## EXERCISE DESCRIPTION:
Pull every line of the entries that has the word "crude".

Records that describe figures
--------------------
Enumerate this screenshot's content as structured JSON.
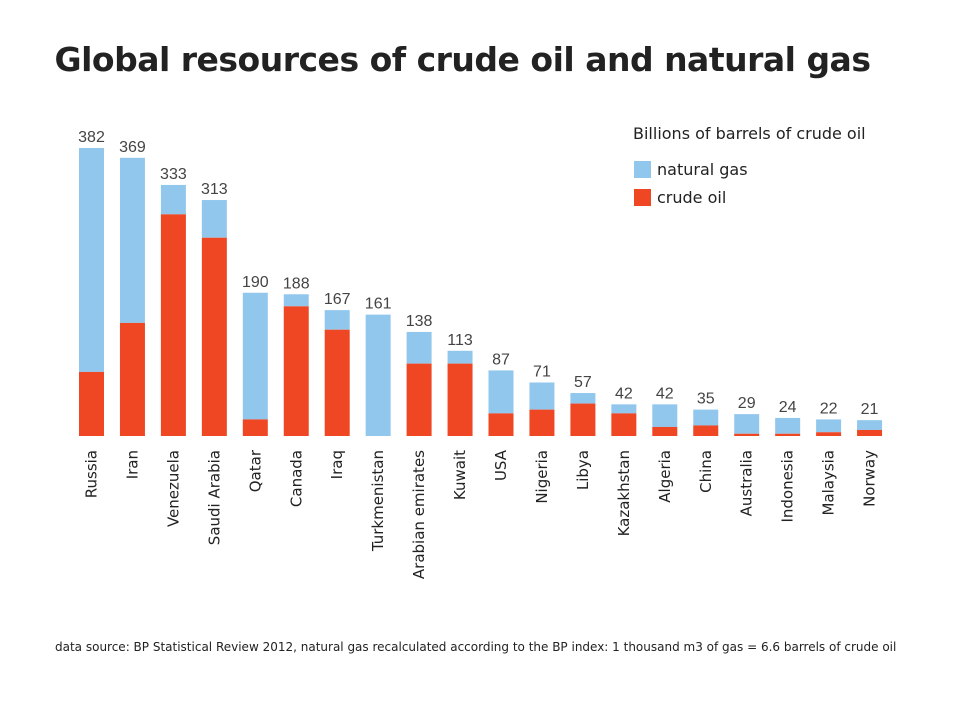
{
  "chart_data": {
    "type": "bar",
    "stacked": true,
    "title": "Global resources of crude oil and natural gas",
    "legend_title": "Billions of barrels of crude oil",
    "legend_position": "top-right",
    "grid": false,
    "ylim": [
      0,
      382
    ],
    "categories": [
      "Russia",
      "Iran",
      "Venezuela",
      "Saudi Arabia",
      "Qatar",
      "Canada",
      "Iraq",
      "Turkmenistan",
      "Arabian emirates",
      "Kuwait",
      "USA",
      "Nigeria",
      "Libya",
      "Kazakhstan",
      "Algeria",
      "China",
      "Australia",
      "Indonesia",
      "Malaysia",
      "Norway"
    ],
    "totals": [
      382,
      369,
      333,
      313,
      190,
      188,
      167,
      161,
      138,
      113,
      87,
      71,
      57,
      42,
      42,
      35,
      29,
      24,
      22,
      21
    ],
    "series": [
      {
        "name": "crude oil",
        "color": "#ef4723",
        "values": [
          85,
          150,
          294,
          263,
          22,
          172,
          141,
          0,
          96,
          96,
          30,
          35,
          43,
          30,
          12,
          14,
          3,
          3,
          5,
          8
        ]
      },
      {
        "name": "natural gas",
        "color": "#92c7ed",
        "values": [
          297,
          219,
          39,
          50,
          168,
          16,
          26,
          161,
          42,
          17,
          57,
          36,
          14,
          12,
          30,
          21,
          26,
          21,
          17,
          13
        ]
      }
    ],
    "source": "data source: BP Statistical Review 2012, natural gas recalculated according to the BP index: 1 thousand m3 of gas = 6.6 barrels of crude oil"
  }
}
--------------------
## THE ANSWER:
    "title": "Global resources of crude oil and natural gas",
    "legend_title": "Billions of barrels of crude oil",
        "name": "crude oil",
    "source": "data source: BP Statistical Review 2012, natural gas recalculated according to the BP index: 1 thousand m3 of gas = 6.6 barrels of crude oil"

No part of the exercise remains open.